▼▼▼

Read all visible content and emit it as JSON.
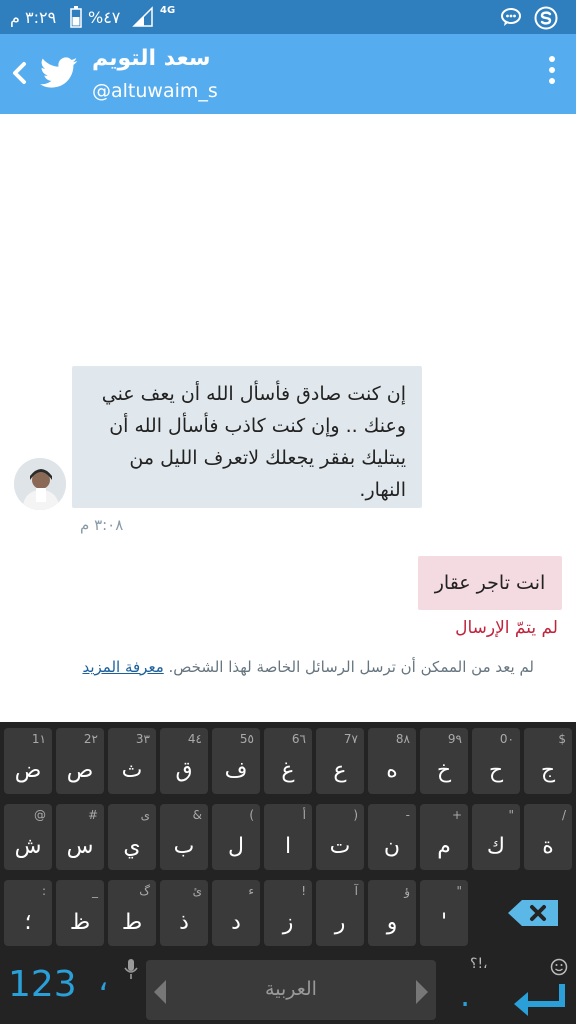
{
  "status_bar": {
    "time": "٣:٢٩ م",
    "battery": "%٤٧",
    "network": "4G"
  },
  "header": {
    "name": "سعد التويم",
    "handle": "@altuwaim_s"
  },
  "messages": [
    {
      "direction": "in",
      "text": "إن كنت صادق فأسأل الله أن يعف عني وعنك .. وإن كنت كاذب فأسأل الله أن يبتليك بفقر يجعلك لاتعرف الليل من النهار.",
      "time": "٣:٠٨ م"
    },
    {
      "direction": "out",
      "text": "انت تاجر عقار",
      "status": "لم يتمّ الإرسال"
    }
  ],
  "notice": {
    "text": "لم يعد من الممكن أن ترسل الرسائل الخاصة لهذا الشخص.",
    "link": "معرفة المزيد"
  },
  "keyboard": {
    "row1": [
      {
        "main": "ج",
        "hint": "$"
      },
      {
        "main": "ح",
        "hint": "0٠"
      },
      {
        "main": "خ",
        "hint": "9٩"
      },
      {
        "main": "ه",
        "hint": "8٨"
      },
      {
        "main": "ع",
        "hint": "7٧"
      },
      {
        "main": "غ",
        "hint": "6٦"
      },
      {
        "main": "ف",
        "hint": "5٥"
      },
      {
        "main": "ق",
        "hint": "4٤"
      },
      {
        "main": "ث",
        "hint": "3٣"
      },
      {
        "main": "ص",
        "hint": "2٢"
      },
      {
        "main": "ض",
        "hint": "1١"
      }
    ],
    "row2": [
      {
        "main": "ة",
        "hint": "/"
      },
      {
        "main": "ك",
        "hint": "\""
      },
      {
        "main": "م",
        "hint": "+"
      },
      {
        "main": "ن",
        "hint": "-"
      },
      {
        "main": "ت",
        "hint": ")"
      },
      {
        "main": "ا",
        "hint": "أ"
      },
      {
        "main": "ل",
        "hint": "("
      },
      {
        "main": "ب",
        "hint": "&"
      },
      {
        "main": "ي",
        "hint": "ى"
      },
      {
        "main": "س",
        "hint": "#"
      },
      {
        "main": "ش",
        "hint": "@"
      }
    ],
    "row3": [
      {
        "main": "'",
        "hint": "\""
      },
      {
        "main": "و",
        "hint": "ؤ"
      },
      {
        "main": "ر",
        "hint": "آ"
      },
      {
        "main": "ز",
        "hint": "!"
      },
      {
        "main": "د",
        "hint": "ء"
      },
      {
        "main": "ذ",
        "hint": "ئ"
      },
      {
        "main": "ط",
        "hint": "گ"
      },
      {
        "main": "ظ",
        "hint": "_"
      },
      {
        "main": "؛",
        "hint": ":"
      }
    ],
    "num_label": "123",
    "comma": "،",
    "space_label": "العربية",
    "punct_hint": "؟!،",
    "period": "."
  },
  "colors": {
    "status_bar": "#2f7fbf",
    "app_bar": "#55acee",
    "incoming_bubble": "#e1e8ed",
    "outgoing_bubble": "#f3dbe1",
    "error_text": "#c0243c",
    "keyboard_bg": "#232323",
    "key_bg": "#3a3a3a",
    "accent": "#2a9fd8"
  }
}
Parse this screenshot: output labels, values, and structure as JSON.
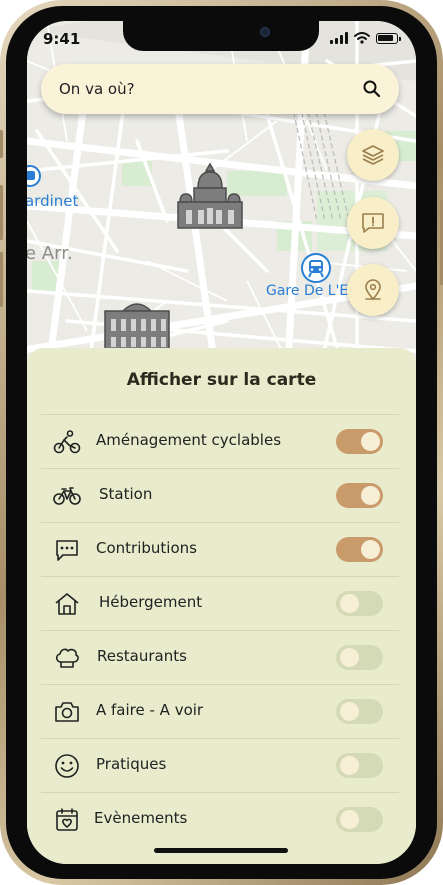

▲▲▲

- PROBLEM TO WORK ON:
Every record above must be given again exactly; drop the pictures.

- WRITTEN RESPONSE:
Read all visible content and emit it as JSON.
{
  "status_bar": {
    "time": "٣:٢٩ م",
    "battery": "%٤٧",
    "network": "4G"
  },
  "header": {
    "name": "سعد التويم",
    "handle": "@altuwaim_s"
  },
  "messages": [
    {
      "direction": "in",
      "text": "إن كنت صادق فأسأل الله أن يعف عني وعنك .. وإن كنت كاذب فأسأل الله أن يبتليك بفقر يجعلك لاتعرف الليل من النهار.",
      "time": "٣:٠٨ م"
    },
    {
      "direction": "out",
      "text": "انت تاجر عقار",
      "status": "لم يتمّ الإرسال"
    }
  ],
  "notice": {
    "text": "لم يعد من الممكن أن ترسل الرسائل الخاصة لهذا الشخص.",
    "link": "معرفة المزيد"
  },
  "keyboard": {
    "row1": [
      {
        "main": "ج",
        "hint": "$"
      },
      {
        "main": "ح",
        "hint": "0٠"
      },
      {
        "main": "خ",
        "hint": "9٩"
      },
      {
        "main": "ه",
        "hint": "8٨"
      },
      {
        "main": "ع",
        "hint": "7٧"
      },
      {
        "main": "غ",
        "hint": "6٦"
      },
      {
        "main": "ف",
        "hint": "5٥"
      },
      {
        "main": "ق",
        "hint": "4٤"
      },
      {
        "main": "ث",
        "hint": "3٣"
      },
      {
        "main": "ص",
        "hint": "2٢"
      },
      {
        "main": "ض",
        "hint": "1١"
      }
    ],
    "row2": [
      {
        "main": "ة",
        "hint": "/"
      },
      {
        "main": "ك",
        "hint": "\""
      },
      {
        "main": "م",
        "hint": "+"
      },
      {
        "main": "ن",
        "hint": "-"
      },
      {
        "main": "ت",
        "hint": ")"
      },
      {
        "main": "ا",
        "hint": "أ"
      },
      {
        "main": "ل",
        "hint": "("
      },
      {
        "main": "ب",
        "hint": "&"
      },
      {
        "main": "ي",
        "hint": "ى"
      },
      {
        "main": "س",
        "hint": "#"
      },
      {
        "main": "ش",
        "hint": "@"
      }
    ],
    "row3": [
      {
        "main": "'",
        "hint": "\""
      },
      {
        "main": "و",
        "hint": "ؤ"
      },
      {
        "main": "ر",
        "hint": "آ"
      },
      {
        "main": "ز",
        "hint": "!"
      },
      {
        "main": "د",
        "hint": "ء"
      },
      {
        "main": "ذ",
        "hint": "ئ"
      },
      {
        "main": "ط",
        "hint": "گ"
      },
      {
        "main": "ظ",
        "hint": "_"
      },
      {
        "main": "؛",
        "hint": ":"
      }
    ],
    "num_label": "123",
    "comma": "،",
    "space_label": "العربية",
    "punct_hint": "؟!،",
    "period": "."
  },
  "colors": {
    "status_bar": "#2f7fbf",
    "app_bar": "#55acee",
    "incoming_bubble": "#e1e8ed",
    "outgoing_bubble": "#f3dbe1",
    "error_text": "#c0243c",
    "keyboard_bg": "#232323",
    "key_bg": "#3a3a3a",
    "accent": "#2a9fd8"
  }
}
Parse this screenshot: output labels, values, and structure as JSON.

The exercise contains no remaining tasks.